-- Start The data --
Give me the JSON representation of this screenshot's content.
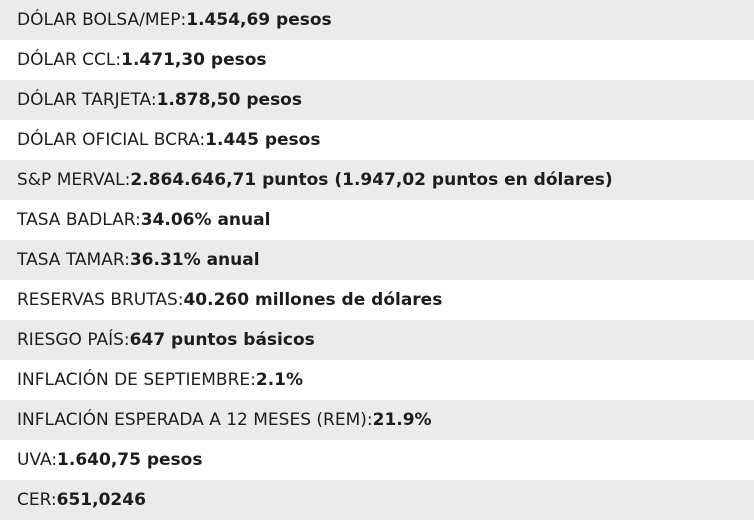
{
  "indicators": [
    {
      "label": "DÓLAR BOLSA/MEP: ",
      "value": "1.454,69 pesos"
    },
    {
      "label": "DÓLAR CCL: ",
      "value": "1.471,30 pesos"
    },
    {
      "label": "DÓLAR TARJETA: ",
      "value": "1.878,50 pesos"
    },
    {
      "label": "DÓLAR OFICIAL BCRA: ",
      "value": "1.445 pesos"
    },
    {
      "label": "S&P MERVAL: ",
      "value": "2.864.646,71 puntos (1.947,02 puntos en dólares)"
    },
    {
      "label": "TASA BADLAR: ",
      "value": "34.06% anual"
    },
    {
      "label": "TASA TAMAR: ",
      "value": "36.31% anual"
    },
    {
      "label": "RESERVAS BRUTAS: ",
      "value": "40.260 millones de dólares"
    },
    {
      "label": "RIESGO PAÍS: ",
      "value": "647 puntos básicos"
    },
    {
      "label": "INFLACIÓN DE SEPTIEMBRE: ",
      "value": "2.1%"
    },
    {
      "label": "INFLACIÓN ESPERADA A 12 MESES (REM): ",
      "value": "21.9%"
    },
    {
      "label": "UVA: ",
      "value": "1.640,75 pesos"
    },
    {
      "label": "CER:",
      "value": "651,0246"
    }
  ]
}
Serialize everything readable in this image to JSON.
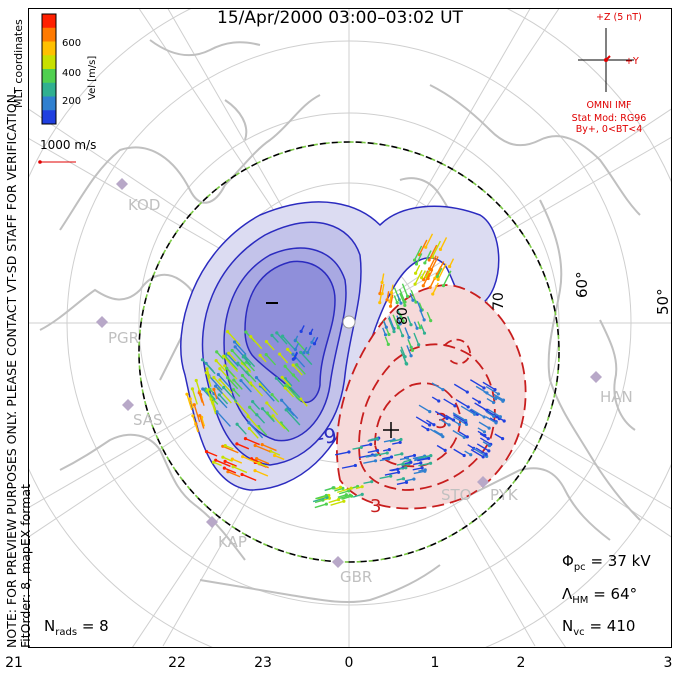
{
  "title": "15/Apr/2000 03:00–03:02 UT",
  "note_lines": [
    "NOTE: FOR PREVIEW PURPOSES ONLY. PLEASE CONTACT VT-SD STAFF FOR VERIFICATION.",
    "FitOrder: 8, mapEX format"
  ],
  "coords_label": "MLT coordinates",
  "colorbar": {
    "label": "Vel [m/s]",
    "ticks": [
      "600",
      "400",
      "200"
    ],
    "colors": [
      "#ff2000",
      "#ff7a00",
      "#ffc000",
      "#c8e000",
      "#50d050",
      "#30b090",
      "#3080d0",
      "#2040e0"
    ]
  },
  "vector_scale": {
    "label": "1000 m/s",
    "color": "#e00000"
  },
  "imf": {
    "z_label": "+Z (5 nT)",
    "y_label": "+Y",
    "source": "OMNI IMF",
    "model": "Stat Mod: RG96",
    "condition": "By+, 0<BT<4"
  },
  "stations": [
    "KOD",
    "PGR",
    "SAS",
    "KAP",
    "GBR",
    "STO",
    "PYK",
    "HAN"
  ],
  "lat_labels": [
    "60°",
    "50°"
  ],
  "contour_labels": [
    "-9",
    "3",
    "-",
    "+"
  ],
  "stats": {
    "phi_pc": "Φ",
    "phi_pc_sub": "pc",
    "phi_pc_value": "= 37 kV",
    "lambda_hm": "Λ",
    "lambda_hm_sub": "HM",
    "lambda_hm_value": "= 64°",
    "n_vc": "N",
    "n_vc_sub": "vc",
    "n_vc_value": "= 410",
    "n_rads": "N",
    "n_rads_sub": "rads",
    "n_rads_value": "= 8"
  },
  "mlt_labels": [
    "21",
    "22",
    "23",
    "0",
    "1",
    "2",
    "3"
  ],
  "colors": {
    "negative_cell": "#2b2bbf",
    "positive_cell": "#c81e1e",
    "coastline": "#c0c0c0",
    "grid": "#c8c8c8",
    "hm_boundary_green": "#7ac943"
  }
}
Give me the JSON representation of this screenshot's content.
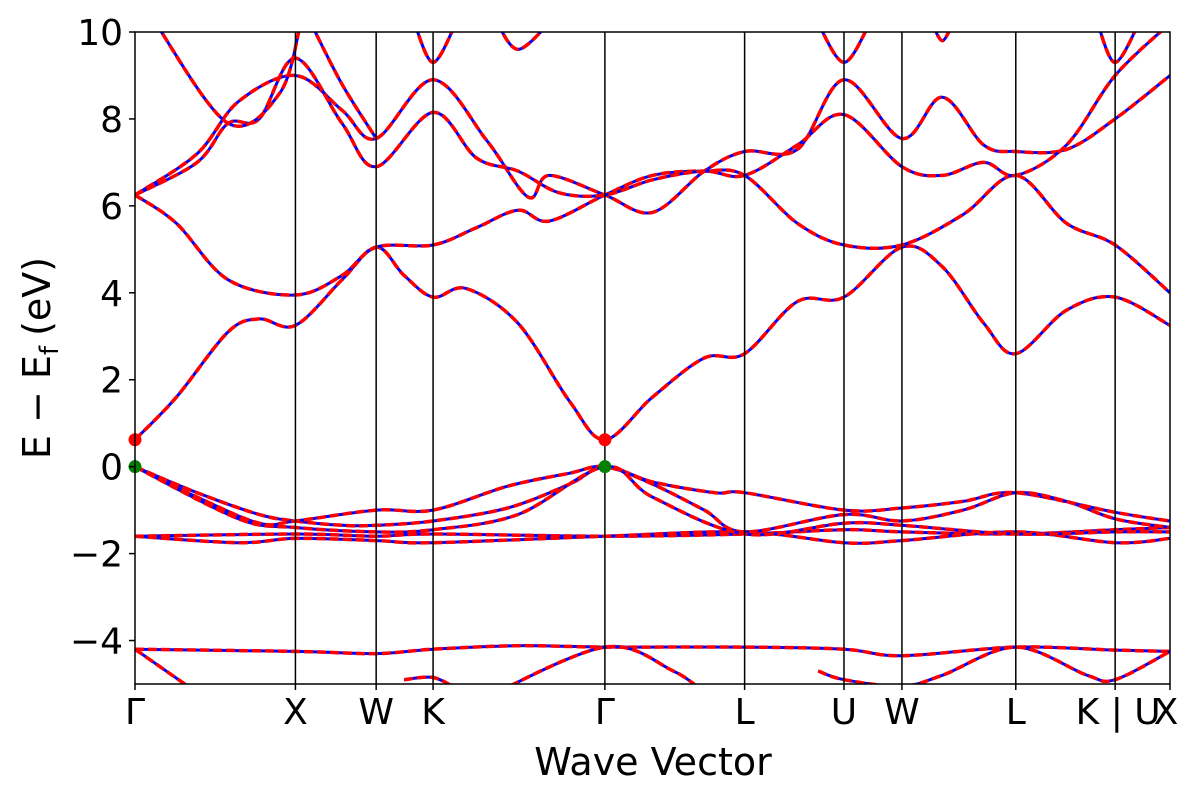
{
  "chart_data": {
    "type": "line",
    "title": "",
    "xlabel": "Wave Vector",
    "ylabel": "E − E",
    "ylabel_sub": "f",
    "ylabel_unit": "(eV)",
    "ylim": [
      -5,
      10
    ],
    "yticks": [
      {
        "value": 10,
        "label": "10"
      },
      {
        "value": 8,
        "label": "8"
      },
      {
        "value": 6,
        "label": "6"
      },
      {
        "value": 4,
        "label": "4"
      },
      {
        "value": 2,
        "label": "2"
      },
      {
        "value": 0,
        "label": "0"
      },
      {
        "value": -2,
        "label": "−2"
      },
      {
        "value": -4,
        "label": "−4"
      }
    ],
    "xlim": [
      0,
      1
    ],
    "kpoints": [
      {
        "label": "Γ",
        "x": 0.0
      },
      {
        "label": "X",
        "x": 0.155
      },
      {
        "label": "W",
        "x": 0.233
      },
      {
        "label": "K",
        "x": 0.288
      },
      {
        "label": "Γ",
        "x": 0.454
      },
      {
        "label": "L",
        "x": 0.589
      },
      {
        "label": "U",
        "x": 0.685
      },
      {
        "label": "W",
        "x": 0.741
      },
      {
        "label": "L",
        "x": 0.851
      },
      {
        "label": "K | U",
        "x": 0.947
      },
      {
        "label": "X",
        "x": 1.0
      }
    ],
    "grid": false,
    "legend": "none",
    "colors": {
      "series_a": "#ff0000",
      "series_b": "#0000ff",
      "cbm": "#ff0000",
      "vbm": "#008000"
    },
    "extrema": [
      {
        "kind": "cbm",
        "x": 0.0,
        "y": 0.62
      },
      {
        "kind": "cbm",
        "x": 0.454,
        "y": 0.62
      },
      {
        "kind": "vbm",
        "x": 0.0,
        "y": 0.0
      },
      {
        "kind": "vbm",
        "x": 0.454,
        "y": 0.0
      }
    ],
    "bands": [
      {
        "points": [
          [
            0,
            -4.2
          ],
          [
            0.155,
            -4.25
          ],
          [
            0.233,
            -4.3
          ],
          [
            0.288,
            -4.2
          ],
          [
            0.37,
            -4.12
          ],
          [
            0.454,
            -4.15
          ],
          [
            0.589,
            -4.15
          ],
          [
            0.685,
            -4.2
          ],
          [
            0.741,
            -4.35
          ],
          [
            0.851,
            -4.15
          ],
          [
            0.947,
            -4.22
          ],
          [
            1.0,
            -4.25
          ]
        ]
      },
      {
        "points": [
          [
            0,
            -4.2
          ],
          [
            0.06,
            -5.2
          ]
        ]
      },
      {
        "points": [
          [
            0.26,
            -4.9
          ],
          [
            0.288,
            -4.85
          ],
          [
            0.31,
            -5.1
          ]
        ]
      },
      {
        "points": [
          [
            0.34,
            -5.3
          ],
          [
            0.454,
            -4.15
          ],
          [
            0.52,
            -4.7
          ],
          [
            0.55,
            -5.2
          ]
        ]
      },
      {
        "points": [
          [
            0.66,
            -4.7
          ],
          [
            0.685,
            -4.9
          ],
          [
            0.741,
            -5.05
          ],
          [
            0.78,
            -4.8
          ],
          [
            0.851,
            -4.15
          ],
          [
            0.92,
            -4.8
          ],
          [
            0.947,
            -4.9
          ],
          [
            1.0,
            -4.25
          ]
        ]
      },
      {
        "points": [
          [
            0,
            -1.6
          ],
          [
            0.155,
            -1.55
          ],
          [
            0.233,
            -1.6
          ],
          [
            0.288,
            -1.55
          ],
          [
            0.454,
            -1.6
          ],
          [
            0.589,
            -1.55
          ],
          [
            0.685,
            -1.45
          ],
          [
            0.741,
            -1.5
          ],
          [
            0.851,
            -1.55
          ],
          [
            0.947,
            -1.45
          ],
          [
            1.0,
            -1.4
          ]
        ]
      },
      {
        "points": [
          [
            0,
            -1.6
          ],
          [
            0.1,
            -1.75
          ],
          [
            0.155,
            -1.65
          ],
          [
            0.233,
            -1.7
          ],
          [
            0.288,
            -1.75
          ],
          [
            0.454,
            -1.6
          ],
          [
            0.589,
            -1.5
          ],
          [
            0.685,
            -1.75
          ],
          [
            0.741,
            -1.7
          ],
          [
            0.851,
            -1.5
          ],
          [
            0.947,
            -1.75
          ],
          [
            1.0,
            -1.65
          ]
        ]
      },
      {
        "points": [
          [
            0,
            0.0
          ],
          [
            0.06,
            -0.6
          ],
          [
            0.12,
            -1.1
          ],
          [
            0.155,
            -1.25
          ],
          [
            0.2,
            -1.35
          ],
          [
            0.233,
            -1.35
          ],
          [
            0.288,
            -1.25
          ],
          [
            0.36,
            -0.95
          ],
          [
            0.42,
            -0.4
          ],
          [
            0.454,
            0.0
          ],
          [
            0.5,
            -0.35
          ],
          [
            0.56,
            -0.6
          ],
          [
            0.589,
            -0.6
          ],
          [
            0.685,
            -1.0
          ],
          [
            0.741,
            -0.95
          ],
          [
            0.8,
            -0.8
          ],
          [
            0.851,
            -0.6
          ],
          [
            0.947,
            -1.05
          ],
          [
            1.0,
            -1.25
          ]
        ]
      },
      {
        "points": [
          [
            0,
            0.0
          ],
          [
            0.06,
            -0.7
          ],
          [
            0.12,
            -1.3
          ],
          [
            0.155,
            -1.25
          ],
          [
            0.233,
            -1.0
          ],
          [
            0.288,
            -1.0
          ],
          [
            0.36,
            -0.45
          ],
          [
            0.42,
            -0.15
          ],
          [
            0.454,
            0.0
          ],
          [
            0.5,
            -0.4
          ],
          [
            0.55,
            -1.0
          ],
          [
            0.589,
            -1.5
          ],
          [
            0.685,
            -1.1
          ],
          [
            0.741,
            -1.25
          ],
          [
            0.8,
            -1.0
          ],
          [
            0.851,
            -0.6
          ],
          [
            0.9,
            -0.8
          ],
          [
            0.947,
            -1.2
          ],
          [
            1.0,
            -1.4
          ]
        ]
      },
      {
        "points": [
          [
            0,
            0.0
          ],
          [
            0.1,
            -1.2
          ],
          [
            0.155,
            -1.4
          ],
          [
            0.233,
            -1.5
          ],
          [
            0.288,
            -1.45
          ],
          [
            0.37,
            -1.1
          ],
          [
            0.454,
            0.0
          ],
          [
            0.5,
            -0.7
          ],
          [
            0.589,
            -1.55
          ],
          [
            0.685,
            -1.3
          ],
          [
            0.741,
            -1.35
          ],
          [
            0.851,
            -1.55
          ],
          [
            0.947,
            -1.5
          ],
          [
            1.0,
            -1.5
          ]
        ]
      },
      {
        "points": [
          [
            0,
            0.62
          ],
          [
            0.04,
            1.6
          ],
          [
            0.09,
            3.1
          ],
          [
            0.12,
            3.4
          ],
          [
            0.155,
            3.25
          ],
          [
            0.2,
            4.3
          ],
          [
            0.233,
            5.05
          ],
          [
            0.26,
            4.4
          ],
          [
            0.288,
            3.9
          ],
          [
            0.32,
            4.1
          ],
          [
            0.37,
            3.3
          ],
          [
            0.42,
            1.5
          ],
          [
            0.454,
            0.62
          ],
          [
            0.5,
            1.6
          ],
          [
            0.55,
            2.5
          ],
          [
            0.589,
            2.6
          ],
          [
            0.64,
            3.8
          ],
          [
            0.685,
            3.9
          ],
          [
            0.741,
            5.05
          ],
          [
            0.78,
            4.6
          ],
          [
            0.82,
            3.3
          ],
          [
            0.851,
            2.6
          ],
          [
            0.9,
            3.6
          ],
          [
            0.947,
            3.9
          ],
          [
            1.0,
            3.25
          ]
        ]
      },
      {
        "points": [
          [
            0,
            6.25
          ],
          [
            0.04,
            5.6
          ],
          [
            0.09,
            4.3
          ],
          [
            0.155,
            3.95
          ],
          [
            0.2,
            4.4
          ],
          [
            0.233,
            5.05
          ],
          [
            0.288,
            5.1
          ],
          [
            0.33,
            5.5
          ],
          [
            0.37,
            5.9
          ],
          [
            0.4,
            5.65
          ],
          [
            0.454,
            6.25
          ],
          [
            0.5,
            6.7
          ],
          [
            0.55,
            6.8
          ],
          [
            0.589,
            6.7
          ],
          [
            0.64,
            5.6
          ],
          [
            0.685,
            5.1
          ],
          [
            0.741,
            5.1
          ],
          [
            0.8,
            5.8
          ],
          [
            0.851,
            6.7
          ],
          [
            0.9,
            5.6
          ],
          [
            0.947,
            5.1
          ],
          [
            1.0,
            4.0
          ]
        ]
      },
      {
        "points": [
          [
            0,
            6.25
          ],
          [
            0.06,
            7.2
          ],
          [
            0.1,
            8.4
          ],
          [
            0.155,
            9.0
          ],
          [
            0.2,
            8.2
          ],
          [
            0.233,
            7.55
          ],
          [
            0.288,
            8.9
          ],
          [
            0.34,
            7.5
          ],
          [
            0.38,
            6.2
          ],
          [
            0.4,
            6.7
          ],
          [
            0.454,
            6.25
          ],
          [
            0.5,
            5.85
          ],
          [
            0.55,
            6.8
          ],
          [
            0.589,
            7.25
          ],
          [
            0.64,
            7.3
          ],
          [
            0.685,
            8.9
          ],
          [
            0.741,
            7.55
          ],
          [
            0.78,
            8.5
          ],
          [
            0.82,
            7.4
          ],
          [
            0.851,
            7.25
          ],
          [
            0.9,
            7.3
          ],
          [
            0.947,
            8.0
          ],
          [
            1.0,
            9.0
          ]
        ]
      },
      {
        "points": [
          [
            0,
            6.25
          ],
          [
            0.06,
            7.0
          ],
          [
            0.09,
            7.9
          ],
          [
            0.12,
            8.0
          ],
          [
            0.155,
            9.4
          ],
          [
            0.2,
            7.9
          ],
          [
            0.233,
            6.9
          ],
          [
            0.288,
            8.15
          ],
          [
            0.33,
            7.1
          ],
          [
            0.37,
            6.8
          ],
          [
            0.41,
            6.3
          ],
          [
            0.454,
            6.25
          ],
          [
            0.5,
            6.6
          ],
          [
            0.55,
            6.8
          ],
          [
            0.589,
            6.7
          ],
          [
            0.64,
            7.4
          ],
          [
            0.685,
            8.1
          ],
          [
            0.741,
            6.9
          ],
          [
            0.78,
            6.7
          ],
          [
            0.82,
            7.0
          ],
          [
            0.851,
            6.7
          ],
          [
            0.9,
            7.4
          ],
          [
            0.947,
            9.0
          ],
          [
            1.0,
            10.2
          ]
        ]
      },
      {
        "points": [
          [
            0.02,
            10.2
          ],
          [
            0.09,
            7.9
          ],
          [
            0.14,
            8.6
          ],
          [
            0.16,
            10.2
          ]
        ]
      },
      {
        "points": [
          [
            0.17,
            10.2
          ],
          [
            0.2,
            8.8
          ],
          [
            0.233,
            7.55
          ]
        ]
      },
      {
        "points": [
          [
            0.27,
            10.2
          ],
          [
            0.288,
            9.3
          ],
          [
            0.31,
            10.2
          ]
        ]
      },
      {
        "points": [
          [
            0.35,
            10.2
          ],
          [
            0.37,
            9.6
          ],
          [
            0.4,
            10.2
          ]
        ]
      },
      {
        "points": [
          [
            0.66,
            10.2
          ],
          [
            0.685,
            9.3
          ],
          [
            0.71,
            10.2
          ]
        ]
      },
      {
        "points": [
          [
            0.77,
            10.2
          ],
          [
            0.78,
            9.8
          ],
          [
            0.79,
            10.2
          ]
        ]
      },
      {
        "points": [
          [
            0.93,
            10.2
          ],
          [
            0.947,
            9.3
          ],
          [
            0.97,
            10.2
          ]
        ]
      }
    ]
  }
}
-- End The data --
**Exercise objective:** How many lines in the listing above contain "INFLACIÓN"? Answer with the number alone.

**Answer for this exercise:** 2